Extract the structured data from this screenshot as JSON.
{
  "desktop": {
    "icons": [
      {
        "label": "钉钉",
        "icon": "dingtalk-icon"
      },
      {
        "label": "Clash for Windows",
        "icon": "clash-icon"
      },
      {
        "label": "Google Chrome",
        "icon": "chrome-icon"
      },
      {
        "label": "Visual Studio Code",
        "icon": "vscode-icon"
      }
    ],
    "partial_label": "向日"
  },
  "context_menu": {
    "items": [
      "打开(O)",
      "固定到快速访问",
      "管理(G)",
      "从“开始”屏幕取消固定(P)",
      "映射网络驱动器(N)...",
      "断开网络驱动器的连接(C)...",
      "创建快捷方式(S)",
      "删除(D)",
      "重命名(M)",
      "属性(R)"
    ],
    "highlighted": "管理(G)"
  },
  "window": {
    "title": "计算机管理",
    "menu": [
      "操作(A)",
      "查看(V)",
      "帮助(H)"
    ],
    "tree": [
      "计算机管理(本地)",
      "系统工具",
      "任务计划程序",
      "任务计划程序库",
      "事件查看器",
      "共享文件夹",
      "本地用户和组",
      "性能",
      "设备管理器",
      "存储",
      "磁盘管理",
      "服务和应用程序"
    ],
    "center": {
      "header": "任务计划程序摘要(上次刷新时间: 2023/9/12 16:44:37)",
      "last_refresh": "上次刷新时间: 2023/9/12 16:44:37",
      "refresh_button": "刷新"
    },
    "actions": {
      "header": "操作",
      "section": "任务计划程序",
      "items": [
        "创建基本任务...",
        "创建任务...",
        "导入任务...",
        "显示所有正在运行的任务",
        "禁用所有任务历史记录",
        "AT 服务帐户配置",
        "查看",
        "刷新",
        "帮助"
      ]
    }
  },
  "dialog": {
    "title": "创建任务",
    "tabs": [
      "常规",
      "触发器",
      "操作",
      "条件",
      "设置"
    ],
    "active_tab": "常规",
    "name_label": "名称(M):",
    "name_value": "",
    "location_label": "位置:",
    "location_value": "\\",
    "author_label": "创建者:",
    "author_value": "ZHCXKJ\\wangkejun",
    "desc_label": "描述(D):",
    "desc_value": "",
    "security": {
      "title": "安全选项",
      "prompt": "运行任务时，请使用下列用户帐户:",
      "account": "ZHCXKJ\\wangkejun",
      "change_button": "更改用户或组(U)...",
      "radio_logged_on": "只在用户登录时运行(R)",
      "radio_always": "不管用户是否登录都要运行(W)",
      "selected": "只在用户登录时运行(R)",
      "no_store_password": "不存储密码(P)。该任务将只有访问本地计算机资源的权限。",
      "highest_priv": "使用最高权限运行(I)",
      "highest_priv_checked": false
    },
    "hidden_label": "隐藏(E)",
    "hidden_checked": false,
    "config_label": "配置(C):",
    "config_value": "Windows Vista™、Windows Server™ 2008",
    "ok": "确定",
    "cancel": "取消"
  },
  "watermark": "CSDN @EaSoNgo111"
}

DIRECTIONS => From the listing above, collect each line in which the string "只在用户登录时运行" appears.

THE SOLUTION =>
      "radio_logged_on": "只在用户登录时运行(R)",
      "selected": "只在用户登录时运行(R)",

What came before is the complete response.